For being a Catholic, you sure focus a TON on what sinful man has done in the history of the Church… Is there any way I can convince you to be more of a positive Catholic? Look at how people change rather than focus on their past mistakes? I’m guessing if you were God, mercy wouldn’t be on your list, would it?

God bless, and I’ll pray for you.
 
I do not understand why should one obey the idea of “constant teaching” once true nature of this teaching in revealed.

The idea of “sex only for procreation” has lead (one way or the other) to
  1. tagging NFP as contraception.
  2. forbidding any sexual position where woman is on top (this is why man- on- top position is called “missionary”- it was the only position allowed to Native Americans by Christian missionaries)
  3. denying unitive nature of sexuality
  4. denying spiritual nature of sexuality (which later came with TOB)
  5. zillion other things.
And now, we are to forget about all this stuff and speak about things as “constant”? Sorry, but you can’t choose between obedience to the Pope, and loyalty to basic, factual truth.

Winnipeg statement anyone? 1998?

COLLECTED MATERIAL:
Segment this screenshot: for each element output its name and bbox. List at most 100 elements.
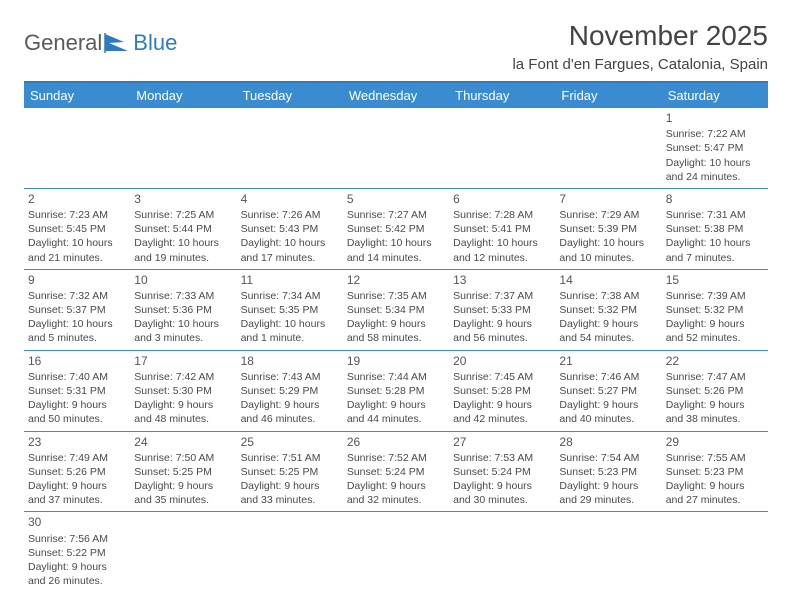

EXERCISE AIM:
Rewrite the source text's paragraph beginning "For being a Catholic" more briefly, keeping its main points.

OUTPUT FOR THIS TASK:
The writer tells a fellow Catholic that they focus heavily on the sins people have committed in the Church's history. The writer urges a more positive view that looks at how people change instead of their past mistakes, and suggests that mercy would not be on their list if they were God.